**PROBLEM STATEMENT**
Write out every line below that includes the word "value".

**PROVIDED RECORDS**
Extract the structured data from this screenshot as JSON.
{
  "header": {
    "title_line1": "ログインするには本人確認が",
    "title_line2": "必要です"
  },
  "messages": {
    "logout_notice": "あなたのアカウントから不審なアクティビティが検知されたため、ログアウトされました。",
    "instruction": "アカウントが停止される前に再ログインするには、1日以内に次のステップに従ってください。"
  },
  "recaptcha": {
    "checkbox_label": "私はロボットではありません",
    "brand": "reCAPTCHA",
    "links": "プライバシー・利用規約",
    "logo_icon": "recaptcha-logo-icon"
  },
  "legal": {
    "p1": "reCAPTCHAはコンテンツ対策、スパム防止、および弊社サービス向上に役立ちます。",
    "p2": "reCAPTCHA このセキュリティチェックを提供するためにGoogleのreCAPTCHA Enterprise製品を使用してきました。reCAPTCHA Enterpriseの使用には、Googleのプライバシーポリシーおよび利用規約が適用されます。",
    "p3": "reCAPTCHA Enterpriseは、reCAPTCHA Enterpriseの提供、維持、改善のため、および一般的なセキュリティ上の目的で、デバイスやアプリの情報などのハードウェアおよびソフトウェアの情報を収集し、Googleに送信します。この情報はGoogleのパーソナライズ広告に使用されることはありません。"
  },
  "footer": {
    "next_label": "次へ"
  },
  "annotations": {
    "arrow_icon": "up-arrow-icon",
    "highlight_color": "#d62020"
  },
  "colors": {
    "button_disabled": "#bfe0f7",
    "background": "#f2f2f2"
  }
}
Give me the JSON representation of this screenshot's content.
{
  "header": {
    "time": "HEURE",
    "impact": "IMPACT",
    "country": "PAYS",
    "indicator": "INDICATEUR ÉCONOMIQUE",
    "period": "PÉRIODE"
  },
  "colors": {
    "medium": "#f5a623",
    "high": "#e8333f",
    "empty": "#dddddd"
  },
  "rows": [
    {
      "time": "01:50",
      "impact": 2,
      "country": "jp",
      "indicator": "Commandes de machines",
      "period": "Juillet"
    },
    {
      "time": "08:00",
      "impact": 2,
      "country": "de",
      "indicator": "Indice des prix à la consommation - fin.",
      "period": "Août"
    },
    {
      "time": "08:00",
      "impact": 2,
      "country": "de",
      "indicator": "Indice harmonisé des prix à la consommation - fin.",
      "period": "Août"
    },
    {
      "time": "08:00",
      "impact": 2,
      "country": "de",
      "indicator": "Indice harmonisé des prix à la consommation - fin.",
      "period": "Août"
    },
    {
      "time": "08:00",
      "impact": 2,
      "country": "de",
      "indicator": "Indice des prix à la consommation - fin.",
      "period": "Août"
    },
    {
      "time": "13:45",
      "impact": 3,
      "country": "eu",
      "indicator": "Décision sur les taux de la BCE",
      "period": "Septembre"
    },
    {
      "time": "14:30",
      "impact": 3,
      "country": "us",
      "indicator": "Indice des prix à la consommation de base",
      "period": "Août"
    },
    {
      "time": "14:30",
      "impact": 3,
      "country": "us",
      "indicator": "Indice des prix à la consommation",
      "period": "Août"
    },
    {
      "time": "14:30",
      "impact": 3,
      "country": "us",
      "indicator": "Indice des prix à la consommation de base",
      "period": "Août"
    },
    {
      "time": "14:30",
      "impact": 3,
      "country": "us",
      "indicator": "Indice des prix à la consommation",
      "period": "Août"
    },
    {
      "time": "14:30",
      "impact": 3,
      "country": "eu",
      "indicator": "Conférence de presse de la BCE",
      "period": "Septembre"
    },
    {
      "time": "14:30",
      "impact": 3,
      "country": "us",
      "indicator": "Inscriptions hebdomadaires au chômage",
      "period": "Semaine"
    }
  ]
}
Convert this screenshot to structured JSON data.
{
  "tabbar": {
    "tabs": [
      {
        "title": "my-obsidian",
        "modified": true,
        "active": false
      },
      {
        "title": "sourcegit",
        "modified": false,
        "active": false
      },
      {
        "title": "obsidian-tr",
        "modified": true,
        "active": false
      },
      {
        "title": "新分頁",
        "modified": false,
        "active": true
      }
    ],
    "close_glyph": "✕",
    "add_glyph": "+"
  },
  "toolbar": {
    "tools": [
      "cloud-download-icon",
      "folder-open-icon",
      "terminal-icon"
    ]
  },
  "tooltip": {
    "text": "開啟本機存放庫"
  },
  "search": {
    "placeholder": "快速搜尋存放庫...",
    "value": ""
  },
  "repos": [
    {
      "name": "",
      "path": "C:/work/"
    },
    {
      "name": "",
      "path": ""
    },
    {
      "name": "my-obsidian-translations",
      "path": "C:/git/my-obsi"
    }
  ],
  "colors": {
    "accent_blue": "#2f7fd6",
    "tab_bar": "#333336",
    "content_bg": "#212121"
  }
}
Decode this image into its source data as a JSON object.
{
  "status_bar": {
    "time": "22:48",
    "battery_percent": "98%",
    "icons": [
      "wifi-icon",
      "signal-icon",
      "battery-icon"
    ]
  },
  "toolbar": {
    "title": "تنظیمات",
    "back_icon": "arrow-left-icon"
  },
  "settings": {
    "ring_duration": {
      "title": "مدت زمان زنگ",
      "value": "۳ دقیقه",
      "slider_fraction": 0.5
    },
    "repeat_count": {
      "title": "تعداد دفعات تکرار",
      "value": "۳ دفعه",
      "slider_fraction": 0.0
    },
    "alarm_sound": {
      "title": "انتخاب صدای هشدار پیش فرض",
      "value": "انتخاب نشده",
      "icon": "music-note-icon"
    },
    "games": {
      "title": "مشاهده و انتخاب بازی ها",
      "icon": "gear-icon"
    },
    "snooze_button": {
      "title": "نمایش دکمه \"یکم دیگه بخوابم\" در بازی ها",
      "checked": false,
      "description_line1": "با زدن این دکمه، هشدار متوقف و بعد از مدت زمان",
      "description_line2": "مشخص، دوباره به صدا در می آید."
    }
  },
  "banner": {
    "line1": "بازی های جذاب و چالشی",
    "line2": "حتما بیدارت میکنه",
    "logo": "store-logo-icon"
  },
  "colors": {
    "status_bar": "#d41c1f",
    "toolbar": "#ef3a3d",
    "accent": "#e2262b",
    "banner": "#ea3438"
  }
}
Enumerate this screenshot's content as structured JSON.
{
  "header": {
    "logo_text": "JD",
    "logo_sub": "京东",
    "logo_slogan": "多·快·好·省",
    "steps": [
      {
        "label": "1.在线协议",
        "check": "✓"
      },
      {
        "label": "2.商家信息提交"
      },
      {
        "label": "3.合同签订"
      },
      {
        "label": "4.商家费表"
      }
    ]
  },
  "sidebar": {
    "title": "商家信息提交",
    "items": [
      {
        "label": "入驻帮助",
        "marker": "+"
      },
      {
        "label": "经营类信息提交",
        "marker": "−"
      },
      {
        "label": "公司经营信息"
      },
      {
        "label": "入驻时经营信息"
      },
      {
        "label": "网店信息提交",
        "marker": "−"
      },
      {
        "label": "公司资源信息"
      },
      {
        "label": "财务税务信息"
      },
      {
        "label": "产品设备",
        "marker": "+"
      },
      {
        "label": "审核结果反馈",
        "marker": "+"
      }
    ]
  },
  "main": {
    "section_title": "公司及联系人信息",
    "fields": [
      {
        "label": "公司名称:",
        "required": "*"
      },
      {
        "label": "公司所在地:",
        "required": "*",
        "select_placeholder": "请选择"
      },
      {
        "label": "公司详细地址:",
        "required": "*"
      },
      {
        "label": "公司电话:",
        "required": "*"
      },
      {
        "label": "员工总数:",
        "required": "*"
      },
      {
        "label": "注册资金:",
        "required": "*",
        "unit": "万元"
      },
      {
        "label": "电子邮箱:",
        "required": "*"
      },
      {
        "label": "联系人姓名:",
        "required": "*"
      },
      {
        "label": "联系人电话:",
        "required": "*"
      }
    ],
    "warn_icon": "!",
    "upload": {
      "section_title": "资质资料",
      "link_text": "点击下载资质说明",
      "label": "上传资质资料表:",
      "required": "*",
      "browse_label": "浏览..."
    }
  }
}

**WRITTEN RESPONSE**
    "value": ""
      "value": "۳ دقیقه",
      "value": "۳ دفعه",
      "value": "انتخاب نشده",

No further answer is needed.